§ Passage shown
........
By Casey Murray | OBSERVER Staff Writer
The Sacramento City Council earlier this month approved a new $15 million plan focused on skills development and job training, particularly for youth, in underserved areas.
The money combines state and federal grants that seek to address economic fallout from the COVID-19 pandemic, which disproportionately impacted Black people.
“Our city leadership just saw a great opportunity to take some of that federal funding and really, strategically develop and implement workforce programming for both parents and young people to address the major economic disparities that arose during the pandemic,” said Kriztina Palone, outgoing workforce development manager for the city (Palone’s last day with the city is July 21). “But also some of the long-term systemic economic disparities that have been going on well before the pandemic.”
In March 2021, unemployment hit its peak at just over 12% for Black people and 7% for White people, according to data from the Economic Policy Institute, a left-leaning economics think tank. But Black people in Sacramento and nationally have experienced a higher unemployment rate than their White counterparts for years.
........
§ Dataset

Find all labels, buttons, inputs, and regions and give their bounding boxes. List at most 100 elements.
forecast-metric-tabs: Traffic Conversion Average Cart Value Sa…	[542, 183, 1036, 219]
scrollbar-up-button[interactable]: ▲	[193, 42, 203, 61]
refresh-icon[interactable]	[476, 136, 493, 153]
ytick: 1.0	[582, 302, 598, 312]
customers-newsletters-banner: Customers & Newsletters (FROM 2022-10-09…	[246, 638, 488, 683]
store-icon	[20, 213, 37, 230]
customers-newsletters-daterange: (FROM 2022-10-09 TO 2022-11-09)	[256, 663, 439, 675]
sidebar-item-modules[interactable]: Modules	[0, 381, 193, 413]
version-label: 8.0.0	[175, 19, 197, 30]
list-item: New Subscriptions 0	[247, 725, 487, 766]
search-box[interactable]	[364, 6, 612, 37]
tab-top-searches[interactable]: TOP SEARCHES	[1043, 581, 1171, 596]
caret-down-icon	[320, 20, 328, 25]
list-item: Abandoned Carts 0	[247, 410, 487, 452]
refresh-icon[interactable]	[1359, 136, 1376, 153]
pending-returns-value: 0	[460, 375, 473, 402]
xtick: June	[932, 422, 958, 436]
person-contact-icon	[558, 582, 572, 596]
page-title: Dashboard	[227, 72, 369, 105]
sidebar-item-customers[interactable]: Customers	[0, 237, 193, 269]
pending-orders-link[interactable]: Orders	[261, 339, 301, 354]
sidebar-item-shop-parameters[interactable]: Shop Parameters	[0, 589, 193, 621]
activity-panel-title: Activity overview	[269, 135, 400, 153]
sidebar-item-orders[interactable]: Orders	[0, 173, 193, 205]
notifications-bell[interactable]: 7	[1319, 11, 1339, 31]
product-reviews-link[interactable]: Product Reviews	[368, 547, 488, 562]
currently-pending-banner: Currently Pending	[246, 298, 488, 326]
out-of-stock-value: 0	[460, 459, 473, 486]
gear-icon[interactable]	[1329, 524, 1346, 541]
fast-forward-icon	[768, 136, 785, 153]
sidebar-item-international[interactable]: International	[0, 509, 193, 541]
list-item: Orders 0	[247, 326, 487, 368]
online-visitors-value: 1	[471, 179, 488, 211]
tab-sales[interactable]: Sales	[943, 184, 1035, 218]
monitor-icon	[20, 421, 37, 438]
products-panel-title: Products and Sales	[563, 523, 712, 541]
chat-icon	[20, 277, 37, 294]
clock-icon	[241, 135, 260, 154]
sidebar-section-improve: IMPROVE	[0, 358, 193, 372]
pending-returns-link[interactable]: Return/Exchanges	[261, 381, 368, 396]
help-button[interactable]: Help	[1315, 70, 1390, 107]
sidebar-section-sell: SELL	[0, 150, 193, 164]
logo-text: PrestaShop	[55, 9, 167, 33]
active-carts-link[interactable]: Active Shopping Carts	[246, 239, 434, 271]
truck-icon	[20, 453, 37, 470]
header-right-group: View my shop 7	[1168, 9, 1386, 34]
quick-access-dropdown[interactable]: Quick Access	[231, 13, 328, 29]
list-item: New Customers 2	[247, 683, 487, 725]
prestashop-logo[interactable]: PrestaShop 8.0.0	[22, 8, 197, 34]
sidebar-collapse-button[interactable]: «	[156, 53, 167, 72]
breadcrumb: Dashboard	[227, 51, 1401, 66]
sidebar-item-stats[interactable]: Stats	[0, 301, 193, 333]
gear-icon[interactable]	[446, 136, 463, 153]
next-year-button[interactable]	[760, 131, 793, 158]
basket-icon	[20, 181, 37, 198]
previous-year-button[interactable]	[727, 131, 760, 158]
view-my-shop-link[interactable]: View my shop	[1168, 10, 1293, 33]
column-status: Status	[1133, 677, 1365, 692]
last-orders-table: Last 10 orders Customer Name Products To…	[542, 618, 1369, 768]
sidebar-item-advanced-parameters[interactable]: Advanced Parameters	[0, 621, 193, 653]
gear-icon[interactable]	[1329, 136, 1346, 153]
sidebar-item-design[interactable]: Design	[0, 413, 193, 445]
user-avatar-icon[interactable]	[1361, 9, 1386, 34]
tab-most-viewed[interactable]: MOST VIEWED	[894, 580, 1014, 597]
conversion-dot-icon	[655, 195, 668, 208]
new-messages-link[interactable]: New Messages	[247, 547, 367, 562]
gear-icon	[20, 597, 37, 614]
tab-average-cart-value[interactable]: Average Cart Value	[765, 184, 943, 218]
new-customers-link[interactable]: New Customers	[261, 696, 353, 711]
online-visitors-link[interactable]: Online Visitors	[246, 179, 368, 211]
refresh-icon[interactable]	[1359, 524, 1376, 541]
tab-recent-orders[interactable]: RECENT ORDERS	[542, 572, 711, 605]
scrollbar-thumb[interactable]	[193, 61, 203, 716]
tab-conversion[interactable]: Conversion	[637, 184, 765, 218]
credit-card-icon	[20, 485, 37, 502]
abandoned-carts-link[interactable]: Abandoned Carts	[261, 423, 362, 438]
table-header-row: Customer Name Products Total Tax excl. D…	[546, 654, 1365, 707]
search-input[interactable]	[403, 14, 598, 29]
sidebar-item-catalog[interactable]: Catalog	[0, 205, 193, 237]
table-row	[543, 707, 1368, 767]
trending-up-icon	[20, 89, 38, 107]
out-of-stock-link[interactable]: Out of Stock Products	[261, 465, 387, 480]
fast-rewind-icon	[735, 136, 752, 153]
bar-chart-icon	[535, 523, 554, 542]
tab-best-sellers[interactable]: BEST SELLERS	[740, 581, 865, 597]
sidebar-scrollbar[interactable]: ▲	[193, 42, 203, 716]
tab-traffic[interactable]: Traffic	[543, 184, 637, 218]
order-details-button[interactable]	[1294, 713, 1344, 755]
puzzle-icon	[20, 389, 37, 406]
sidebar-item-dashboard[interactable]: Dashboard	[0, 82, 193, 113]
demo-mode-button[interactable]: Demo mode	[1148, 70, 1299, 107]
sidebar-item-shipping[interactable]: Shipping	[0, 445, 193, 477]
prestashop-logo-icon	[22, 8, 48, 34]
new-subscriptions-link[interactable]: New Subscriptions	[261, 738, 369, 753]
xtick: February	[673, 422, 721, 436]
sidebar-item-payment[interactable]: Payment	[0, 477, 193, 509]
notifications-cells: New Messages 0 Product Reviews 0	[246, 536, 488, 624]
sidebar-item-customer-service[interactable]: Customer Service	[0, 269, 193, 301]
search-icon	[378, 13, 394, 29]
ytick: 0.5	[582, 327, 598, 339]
........
§ Using the information
• A. Render this sentence from the Sacramento job training article in Spanish: "The money combines state and federal grants that seek to address economic fallout from the COVID-19 pandemic, which disproportionately impacted Black people."
• B. Carry on the article about Sacramento's $15 million workforce plan, starting after its final sentence.
The items are separate material and are not part of the article on Sacramento's job training plan.

§ Per-task outputs
• A. El dinero combina subvenciones estatales y federales que buscan abordar las consecuencias económicas de la pandemia de COVID-19, que afectó de manera desproporcionada a las personas negras.

• B.
With this new funding, the city hopes partly to help adults retrain and access higher-paying jobs with more opportunities for advancement, and partly get youth thinking about those jobs and gaining the skills to get them earlier on.
Of the $15 million, $7 million will go to providing opportunities for young people to work in public service and the nonprofit sector, $5 million to career exposure, life skills, training and paid internships for teens, and $2.75 million to retraining for adults, the city said.
The funding also will help the city address gaps that became apparent in earlier job development efforts.
Palone said the city will focus intently on accessing youth in its most at-risk areas and work to bring the information straight to families who need it.
“Education and skill development is absolutely number one,” Palone said. “Number two is [making programs] easily accessible — so, ensuring that these programs are embedded in our neighborhoods and communities in a way that our marginalized families aren’t having to struggle to access these resources and services.”
Palone said those the programs will attempt to engage include youth out of the foster care system, who have been incarcerated, are immigrants, or experiencing homelessness.
Dwayne Crenshaw, CEO of the Greater Sacramento Urban League, which focuses on developing employment and social justice efforts, spoke in support of the funding measures.
“There’s a lot of great concern, of course, with rising crime and gun violence and other violence,” he said. “We really need to affect social change and change the conditions in neighborhoods that perhaps lead folks to pursue less than opportune activities,” he said.
Crenshaw said he supports the newest measures for several reasons, among them that it expands the age range of “youth” who can utilize the programs and focuses heavily on paid opportunities, which he said will allow some of those who need it most to take part.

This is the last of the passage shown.